→ **Materials provided**:
======

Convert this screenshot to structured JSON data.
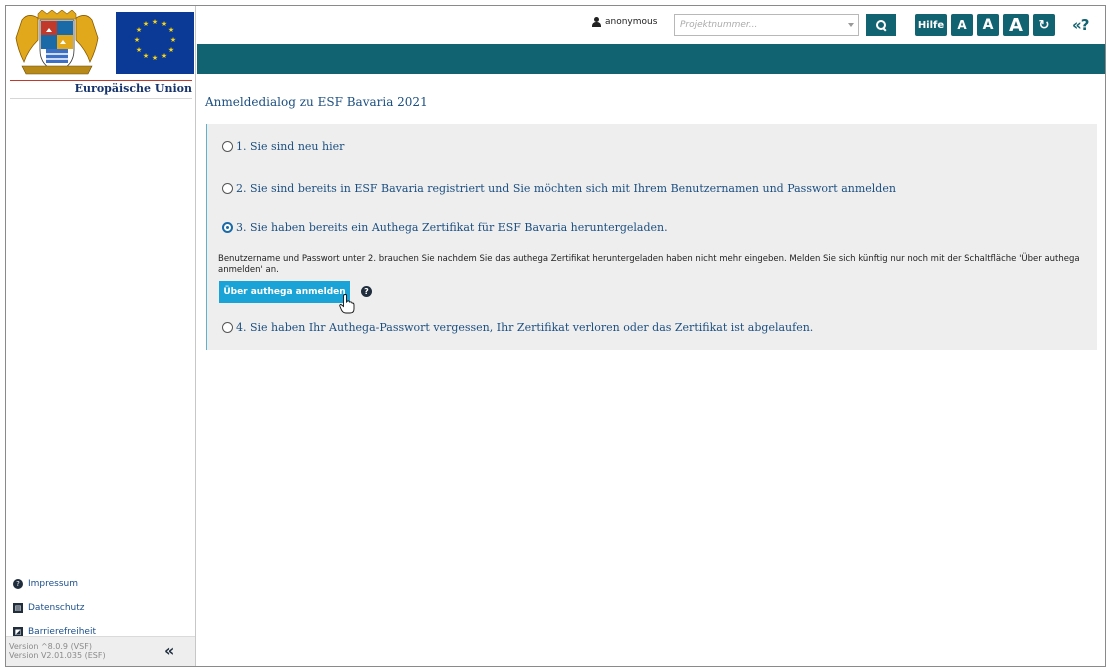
{
  "sidebar": {
    "eu_label": "Europäische Union",
    "links": [
      {
        "label": "Impressum",
        "icon": "help-icon"
      },
      {
        "label": "Datenschutz",
        "icon": "datenschutz-icon"
      },
      {
        "label": "Barrierefreiheit",
        "icon": "accessibility-icon"
      }
    ],
    "version_vsf": "Version ^8.0.9 (VSF)",
    "version_esf": "Version V2.01.035 (ESF)",
    "collapse_glyph": "«"
  },
  "header": {
    "user": "anonymous",
    "project_placeholder": "Projektnummer...",
    "hilfe": "Hilfe",
    "font_small": "A",
    "font_medium": "A",
    "font_large": "A",
    "refresh_glyph": "↻",
    "back_glyph": "«?"
  },
  "main": {
    "title": "Anmeldedialog zu ESF Bavaria 2021",
    "options": [
      {
        "label": "1. Sie sind neu hier",
        "checked": false
      },
      {
        "label": "2. Sie sind bereits in ESF Bavaria registriert und Sie möchten sich mit Ihrem Benutzernamen und Passwort anmelden",
        "checked": false
      },
      {
        "label": "3. Sie haben bereits ein Authega Zertifikat für ESF Bavaria heruntergeladen.",
        "checked": true
      },
      {
        "label": "4. Sie haben Ihr Authega-Passwort vergessen, Ihr Zertifikat verloren oder das Zertifikat ist abgelaufen.",
        "checked": false
      }
    ],
    "hint": "Benutzername und Passwort unter 2. brauchen Sie nachdem Sie das authega Zertifikat heruntergeladen haben nicht mehr eingeben. Melden Sie sich künftig nur noch mit der Schaltfläche 'Über authega anmelden' an.",
    "authega_button": "Über authega anmelden",
    "help_glyph": "?"
  },
  "colors": {
    "teal": "#126371",
    "accent_button": "#1aa3d6",
    "link_blue": "#1c4f80",
    "panel_bg": "#eeeeee"
  }
}
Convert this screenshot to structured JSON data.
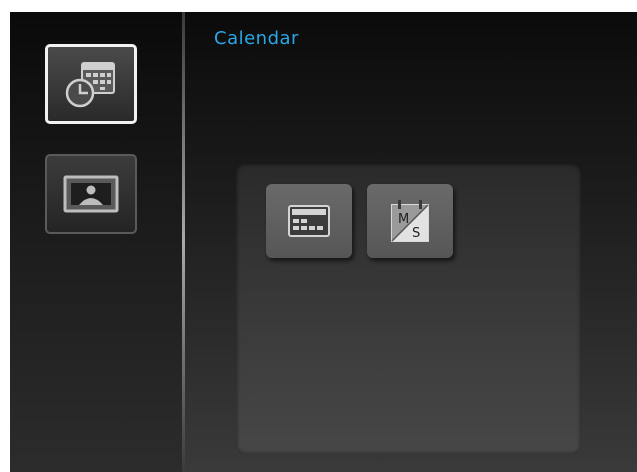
{
  "header": {
    "title": "Calendar"
  },
  "sidebar": {
    "items": [
      {
        "icon": "calendar-clock-icon",
        "state": "selected"
      },
      {
        "icon": "photo-icon",
        "state": "unselected"
      }
    ]
  },
  "panel": {
    "tiles": [
      {
        "icon": "month-calendar-icon"
      },
      {
        "icon": "calendar-ms-icon",
        "glyph_top": "M",
        "glyph_bottom": "S"
      }
    ]
  },
  "colors": {
    "title": "#2aa7e6",
    "selection_border": "#f2f2f2"
  }
}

======

→ **Given request**: Leaving out the pictures, repeat the data above exactly.

→ **Written reply**:
Convert this screenshot to structured JSON data.
{
  "sidebar": {
    "eu_label": "Europäische Union",
    "links": [
      {
        "label": "Impressum",
        "icon": "help-icon"
      },
      {
        "label": "Datenschutz",
        "icon": "datenschutz-icon"
      },
      {
        "label": "Barrierefreiheit",
        "icon": "accessibility-icon"
      }
    ],
    "version_vsf": "Version ^8.0.9 (VSF)",
    "version_esf": "Version V2.01.035 (ESF)",
    "collapse_glyph": "«"
  },
  "header": {
    "user": "anonymous",
    "project_placeholder": "Projektnummer...",
    "hilfe": "Hilfe",
    "font_small": "A",
    "font_medium": "A",
    "font_large": "A",
    "refresh_glyph": "↻",
    "back_glyph": "«?"
  },
  "main": {
    "title": "Anmeldedialog zu ESF Bavaria 2021",
    "options": [
      {
        "label": "1. Sie sind neu hier",
        "checked": false
      },
      {
        "label": "2. Sie sind bereits in ESF Bavaria registriert und Sie möchten sich mit Ihrem Benutzernamen und Passwort anmelden",
        "checked": false
      },
      {
        "label": "3. Sie haben bereits ein Authega Zertifikat für ESF Bavaria heruntergeladen.",
        "checked": true
      },
      {
        "label": "4. Sie haben Ihr Authega-Passwort vergessen, Ihr Zertifikat verloren oder das Zertifikat ist abgelaufen.",
        "checked": false
      }
    ],
    "hint": "Benutzername und Passwort unter 2. brauchen Sie nachdem Sie das authega Zertifikat heruntergeladen haben nicht mehr eingeben. Melden Sie sich künftig nur noch mit der Schaltfläche 'Über authega anmelden' an.",
    "authega_button": "Über authega anmelden",
    "help_glyph": "?"
  },
  "colors": {
    "teal": "#126371",
    "accent_button": "#1aa3d6",
    "link_blue": "#1c4f80",
    "panel_bg": "#eeeeee"
  }
}
Convert this screenshot to structured JSON data.
{
  "header": {
    "title": "Calendar"
  },
  "sidebar": {
    "items": [
      {
        "icon": "calendar-clock-icon",
        "state": "selected"
      },
      {
        "icon": "photo-icon",
        "state": "unselected"
      }
    ]
  },
  "panel": {
    "tiles": [
      {
        "icon": "month-calendar-icon"
      },
      {
        "icon": "calendar-ms-icon",
        "glyph_top": "M",
        "glyph_bottom": "S"
      }
    ]
  },
  "colors": {
    "title": "#2aa7e6",
    "selection_border": "#f2f2f2"
  }
}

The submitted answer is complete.